§ **INFORMATION GIVEN**
--

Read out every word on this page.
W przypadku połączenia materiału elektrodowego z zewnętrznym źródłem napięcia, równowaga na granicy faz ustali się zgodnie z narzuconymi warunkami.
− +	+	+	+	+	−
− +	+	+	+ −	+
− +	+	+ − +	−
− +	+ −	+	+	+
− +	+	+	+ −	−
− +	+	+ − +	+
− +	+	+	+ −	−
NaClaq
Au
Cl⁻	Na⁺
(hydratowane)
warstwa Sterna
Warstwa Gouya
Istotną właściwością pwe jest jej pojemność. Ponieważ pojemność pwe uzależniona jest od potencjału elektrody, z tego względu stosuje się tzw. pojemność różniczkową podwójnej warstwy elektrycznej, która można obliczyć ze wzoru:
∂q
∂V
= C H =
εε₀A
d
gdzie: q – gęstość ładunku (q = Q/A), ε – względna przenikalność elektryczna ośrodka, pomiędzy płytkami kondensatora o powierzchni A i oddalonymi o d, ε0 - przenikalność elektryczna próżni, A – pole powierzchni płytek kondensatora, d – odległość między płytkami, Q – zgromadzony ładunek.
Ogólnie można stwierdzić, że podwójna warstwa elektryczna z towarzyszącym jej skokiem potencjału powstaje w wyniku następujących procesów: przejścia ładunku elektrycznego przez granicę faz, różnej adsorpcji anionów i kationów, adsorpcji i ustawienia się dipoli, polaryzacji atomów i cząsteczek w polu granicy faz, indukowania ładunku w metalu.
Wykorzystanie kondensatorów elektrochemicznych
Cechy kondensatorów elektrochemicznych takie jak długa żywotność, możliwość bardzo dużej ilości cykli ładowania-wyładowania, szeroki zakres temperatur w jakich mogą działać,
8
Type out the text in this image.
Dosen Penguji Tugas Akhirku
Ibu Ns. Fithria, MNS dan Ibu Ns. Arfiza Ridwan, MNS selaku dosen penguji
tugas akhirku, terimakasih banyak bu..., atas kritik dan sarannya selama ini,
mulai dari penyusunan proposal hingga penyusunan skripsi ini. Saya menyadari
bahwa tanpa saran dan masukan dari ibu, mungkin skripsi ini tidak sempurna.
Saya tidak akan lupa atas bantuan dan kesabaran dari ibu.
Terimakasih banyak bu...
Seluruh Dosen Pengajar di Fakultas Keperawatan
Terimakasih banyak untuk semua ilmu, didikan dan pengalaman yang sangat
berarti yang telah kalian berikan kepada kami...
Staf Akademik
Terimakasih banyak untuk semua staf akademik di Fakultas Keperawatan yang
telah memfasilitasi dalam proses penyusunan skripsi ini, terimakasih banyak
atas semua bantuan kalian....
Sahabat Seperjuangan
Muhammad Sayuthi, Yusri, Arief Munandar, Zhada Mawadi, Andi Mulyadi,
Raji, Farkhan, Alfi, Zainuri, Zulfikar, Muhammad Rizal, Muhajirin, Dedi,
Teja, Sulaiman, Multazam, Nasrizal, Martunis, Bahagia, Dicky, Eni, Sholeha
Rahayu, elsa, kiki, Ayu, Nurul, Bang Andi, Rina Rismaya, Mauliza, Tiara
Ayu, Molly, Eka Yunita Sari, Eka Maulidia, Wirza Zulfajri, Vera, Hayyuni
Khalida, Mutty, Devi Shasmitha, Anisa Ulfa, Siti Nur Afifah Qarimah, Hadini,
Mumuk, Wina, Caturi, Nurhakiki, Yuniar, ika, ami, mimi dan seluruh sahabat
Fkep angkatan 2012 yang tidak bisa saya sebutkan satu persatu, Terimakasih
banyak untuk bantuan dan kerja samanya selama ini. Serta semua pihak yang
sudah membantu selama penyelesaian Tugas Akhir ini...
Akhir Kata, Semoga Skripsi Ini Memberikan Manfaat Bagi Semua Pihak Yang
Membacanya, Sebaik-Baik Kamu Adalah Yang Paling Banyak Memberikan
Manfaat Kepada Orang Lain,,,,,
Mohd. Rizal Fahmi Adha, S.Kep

--

§ **BRIEF**
Write out the listing once more, matching it exactly.

§ **TASK OUTPUT**
Read out every word on this page.
W przypadku połączenia materiału elektrodowego z zewnętrznym źródłem napięcia, równowaga na granicy faz ustali się zgodnie z narzuconymi warunkami.
− +	+	+	+	+	−
− +	+	+	+ −	+
− +	+	+ − +	−
− +	+ −	+	+	+
− +	+	+	+ −	−
− +	+	+ − +	+
− +	+	+	+ −	−
NaClaq
Au
Cl⁻	Na⁺
(hydratowane)
warstwa Sterna
Warstwa Gouya
Istotną właściwością pwe jest jej pojemność. Ponieważ pojemność pwe uzależniona jest od potencjału elektrody, z tego względu stosuje się tzw. pojemność różniczkową podwójnej warstwy elektrycznej, która można obliczyć ze wzoru:
∂q
∂V
= C H =
εε₀A
d
gdzie: q – gęstość ładunku (q = Q/A), ε – względna przenikalność elektryczna ośrodka, pomiędzy płytkami kondensatora o powierzchni A i oddalonymi o d, ε0 - przenikalność elektryczna próżni, A – pole powierzchni płytek kondensatora, d – odległość między płytkami, Q – zgromadzony ładunek.
Ogólnie można stwierdzić, że podwójna warstwa elektryczna z towarzyszącym jej skokiem potencjału powstaje w wyniku następujących procesów: przejścia ładunku elektrycznego przez granicę faz, różnej adsorpcji anionów i kationów, adsorpcji i ustawienia się dipoli, polaryzacji atomów i cząsteczek w polu granicy faz, indukowania ładunku w metalu.
Wykorzystanie kondensatorów elektrochemicznych
Cechy kondensatorów elektrochemicznych takie jak długa żywotność, możliwość bardzo dużej ilości cykli ładowania-wyładowania, szeroki zakres temperatur w jakich mogą działać,
8
Type out the text in this image.
Dosen Penguji Tugas Akhirku
Ibu Ns. Fithria, MNS dan Ibu Ns. Arfiza Ridwan, MNS selaku dosen penguji
tugas akhirku, terimakasih banyak bu..., atas kritik dan sarannya selama ini,
mulai dari penyusunan proposal hingga penyusunan skripsi ini. Saya menyadari
bahwa tanpa saran dan masukan dari ibu, mungkin skripsi ini tidak sempurna.
Saya tidak akan lupa atas bantuan dan kesabaran dari ibu.
Terimakasih banyak bu...
Seluruh Dosen Pengajar di Fakultas Keperawatan
Terimakasih banyak untuk semua ilmu, didikan dan pengalaman yang sangat
berarti yang telah kalian berikan kepada kami...
Staf Akademik
Terimakasih banyak untuk semua staf akademik di Fakultas Keperawatan yang
telah memfasilitasi dalam proses penyusunan skripsi ini, terimakasih banyak
atas semua bantuan kalian....
Sahabat Seperjuangan
Muhammad Sayuthi, Yusri, Arief Munandar, Zhada Mawadi, Andi Mulyadi,
Raji, Farkhan, Alfi, Zainuri, Zulfikar, Muhammad Rizal, Muhajirin, Dedi,
Teja, Sulaiman, Multazam, Nasrizal, Martunis, Bahagia, Dicky, Eni, Sholeha
Rahayu, elsa, kiki, Ayu, Nurul, Bang Andi, Rina Rismaya, Mauliza, Tiara
Ayu, Molly, Eka Yunita Sari, Eka Maulidia, Wirza Zulfajri, Vera, Hayyuni
Khalida, Mutty, Devi Shasmitha, Anisa Ulfa, Siti Nur Afifah Qarimah, Hadini,
Mumuk, Wina, Caturi, Nurhakiki, Yuniar, ika, ami, mimi dan seluruh sahabat
Fkep angkatan 2012 yang tidak bisa saya sebutkan satu persatu, Terimakasih
banyak untuk bantuan dan kerja samanya selama ini. Serta semua pihak yang
sudah membantu selama penyelesaian Tugas Akhir ini...
Akhir Kata, Semoga Skripsi Ini Memberikan Manfaat Bagi Semua Pihak Yang
Membacanya, Sebaik-Baik Kamu Adalah Yang Paling Banyak Memberikan
Manfaat Kepada Orang Lain,,,,,
Mohd. Rizal Fahmi Adha, S.Kep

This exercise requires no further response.